In the entries below, count every line containing "JSON". Reply with the number alone.
═════ The input ═════
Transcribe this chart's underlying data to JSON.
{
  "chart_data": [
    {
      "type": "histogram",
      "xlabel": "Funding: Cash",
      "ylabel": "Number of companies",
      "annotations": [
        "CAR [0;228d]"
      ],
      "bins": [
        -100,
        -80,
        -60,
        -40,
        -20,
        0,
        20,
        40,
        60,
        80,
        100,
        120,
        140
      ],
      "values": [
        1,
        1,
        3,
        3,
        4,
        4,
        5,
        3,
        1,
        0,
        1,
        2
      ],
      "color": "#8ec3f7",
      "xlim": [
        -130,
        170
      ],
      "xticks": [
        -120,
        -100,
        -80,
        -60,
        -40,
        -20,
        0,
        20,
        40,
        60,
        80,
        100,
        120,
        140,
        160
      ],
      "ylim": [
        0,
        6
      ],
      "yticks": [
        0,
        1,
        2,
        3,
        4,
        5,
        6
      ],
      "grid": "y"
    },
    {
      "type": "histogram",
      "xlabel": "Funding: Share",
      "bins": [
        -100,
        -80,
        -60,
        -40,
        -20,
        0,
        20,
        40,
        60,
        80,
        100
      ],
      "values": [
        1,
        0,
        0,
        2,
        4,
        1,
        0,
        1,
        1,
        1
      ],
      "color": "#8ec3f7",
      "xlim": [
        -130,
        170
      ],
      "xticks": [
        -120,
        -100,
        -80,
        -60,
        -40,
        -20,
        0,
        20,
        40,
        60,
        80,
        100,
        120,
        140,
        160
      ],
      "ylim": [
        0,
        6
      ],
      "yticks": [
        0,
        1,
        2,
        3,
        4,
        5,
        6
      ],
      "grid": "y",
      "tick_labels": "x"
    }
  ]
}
═════
═════ The input ═════
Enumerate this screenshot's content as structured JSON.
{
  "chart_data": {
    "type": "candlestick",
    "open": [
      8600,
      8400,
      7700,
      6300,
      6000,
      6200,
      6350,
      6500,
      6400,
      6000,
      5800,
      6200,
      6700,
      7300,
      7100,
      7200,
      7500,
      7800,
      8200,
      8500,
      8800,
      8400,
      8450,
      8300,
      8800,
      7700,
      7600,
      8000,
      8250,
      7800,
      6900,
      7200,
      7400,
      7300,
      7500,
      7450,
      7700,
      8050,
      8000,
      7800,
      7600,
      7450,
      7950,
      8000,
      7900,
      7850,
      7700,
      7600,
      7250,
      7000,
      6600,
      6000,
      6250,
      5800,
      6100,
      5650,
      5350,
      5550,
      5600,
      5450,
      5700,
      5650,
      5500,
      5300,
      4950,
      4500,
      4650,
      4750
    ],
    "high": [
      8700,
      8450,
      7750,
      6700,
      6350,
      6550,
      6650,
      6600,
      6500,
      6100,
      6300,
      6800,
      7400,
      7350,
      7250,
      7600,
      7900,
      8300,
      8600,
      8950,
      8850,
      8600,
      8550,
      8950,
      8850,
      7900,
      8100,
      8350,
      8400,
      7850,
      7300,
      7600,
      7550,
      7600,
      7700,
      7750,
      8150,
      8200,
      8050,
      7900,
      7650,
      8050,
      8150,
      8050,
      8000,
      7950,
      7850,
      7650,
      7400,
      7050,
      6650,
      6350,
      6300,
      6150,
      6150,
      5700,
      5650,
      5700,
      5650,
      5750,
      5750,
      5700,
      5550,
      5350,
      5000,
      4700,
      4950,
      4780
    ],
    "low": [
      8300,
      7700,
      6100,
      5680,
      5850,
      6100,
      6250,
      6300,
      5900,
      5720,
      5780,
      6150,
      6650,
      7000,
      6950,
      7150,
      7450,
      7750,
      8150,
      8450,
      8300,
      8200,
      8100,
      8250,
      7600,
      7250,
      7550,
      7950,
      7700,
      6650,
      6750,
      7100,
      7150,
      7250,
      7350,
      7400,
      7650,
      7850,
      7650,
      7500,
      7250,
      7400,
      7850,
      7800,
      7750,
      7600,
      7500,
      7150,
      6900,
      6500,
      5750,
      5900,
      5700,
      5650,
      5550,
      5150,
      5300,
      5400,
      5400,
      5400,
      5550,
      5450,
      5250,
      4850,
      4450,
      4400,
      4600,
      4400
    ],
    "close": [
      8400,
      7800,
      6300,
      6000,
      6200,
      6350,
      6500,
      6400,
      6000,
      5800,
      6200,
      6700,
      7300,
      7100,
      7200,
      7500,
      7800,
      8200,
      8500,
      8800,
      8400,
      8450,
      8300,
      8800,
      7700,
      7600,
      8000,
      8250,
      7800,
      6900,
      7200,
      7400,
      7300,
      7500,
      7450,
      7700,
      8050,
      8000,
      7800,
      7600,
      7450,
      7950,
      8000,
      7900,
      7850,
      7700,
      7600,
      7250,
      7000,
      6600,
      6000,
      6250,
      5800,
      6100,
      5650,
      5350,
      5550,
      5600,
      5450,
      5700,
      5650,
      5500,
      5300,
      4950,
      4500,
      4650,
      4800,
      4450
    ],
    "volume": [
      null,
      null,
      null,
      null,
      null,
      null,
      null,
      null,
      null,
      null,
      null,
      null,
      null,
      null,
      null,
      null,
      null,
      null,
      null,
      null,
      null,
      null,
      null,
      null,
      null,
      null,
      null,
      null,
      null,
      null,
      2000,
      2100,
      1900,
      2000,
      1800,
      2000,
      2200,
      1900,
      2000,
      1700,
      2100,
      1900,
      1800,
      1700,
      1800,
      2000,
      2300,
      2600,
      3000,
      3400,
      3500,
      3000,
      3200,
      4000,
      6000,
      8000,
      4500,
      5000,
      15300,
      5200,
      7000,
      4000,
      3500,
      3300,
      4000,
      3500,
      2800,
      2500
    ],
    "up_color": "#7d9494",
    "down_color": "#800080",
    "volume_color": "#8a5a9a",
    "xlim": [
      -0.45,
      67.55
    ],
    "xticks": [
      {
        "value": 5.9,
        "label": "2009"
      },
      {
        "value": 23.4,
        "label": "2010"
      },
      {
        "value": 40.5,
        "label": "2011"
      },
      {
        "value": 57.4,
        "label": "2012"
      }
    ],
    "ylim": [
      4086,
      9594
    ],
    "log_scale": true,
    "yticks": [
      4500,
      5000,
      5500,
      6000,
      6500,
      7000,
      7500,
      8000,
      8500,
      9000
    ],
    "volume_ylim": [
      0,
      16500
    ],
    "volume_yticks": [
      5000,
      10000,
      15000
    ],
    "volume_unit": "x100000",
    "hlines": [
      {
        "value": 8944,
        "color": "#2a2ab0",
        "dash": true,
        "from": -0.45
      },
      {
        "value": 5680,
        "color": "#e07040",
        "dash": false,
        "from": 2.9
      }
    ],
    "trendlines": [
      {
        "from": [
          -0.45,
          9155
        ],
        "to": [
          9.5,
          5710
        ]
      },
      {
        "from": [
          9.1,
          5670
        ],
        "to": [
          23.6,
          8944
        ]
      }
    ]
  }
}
═════
═════ The input ═════
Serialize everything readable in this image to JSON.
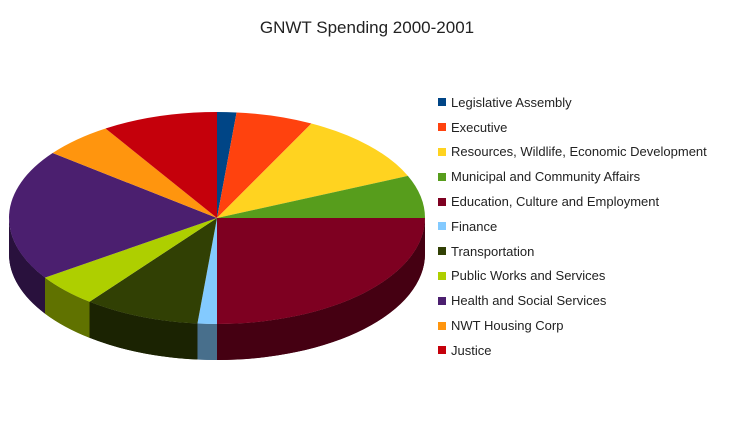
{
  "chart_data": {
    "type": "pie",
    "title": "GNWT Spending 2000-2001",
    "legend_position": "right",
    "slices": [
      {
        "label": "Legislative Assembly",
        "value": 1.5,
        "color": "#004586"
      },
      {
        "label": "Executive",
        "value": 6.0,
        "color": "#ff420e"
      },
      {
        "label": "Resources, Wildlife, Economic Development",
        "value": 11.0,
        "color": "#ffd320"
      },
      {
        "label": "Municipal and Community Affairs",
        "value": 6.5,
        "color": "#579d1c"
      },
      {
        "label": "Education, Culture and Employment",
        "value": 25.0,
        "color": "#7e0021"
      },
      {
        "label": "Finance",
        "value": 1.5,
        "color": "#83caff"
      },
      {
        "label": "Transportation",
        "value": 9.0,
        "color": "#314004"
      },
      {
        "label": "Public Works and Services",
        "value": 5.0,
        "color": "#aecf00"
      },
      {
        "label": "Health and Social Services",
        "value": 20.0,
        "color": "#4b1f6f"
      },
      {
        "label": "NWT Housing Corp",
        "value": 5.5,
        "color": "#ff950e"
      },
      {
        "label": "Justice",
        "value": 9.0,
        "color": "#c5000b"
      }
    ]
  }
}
═════
--- Solution below ---
3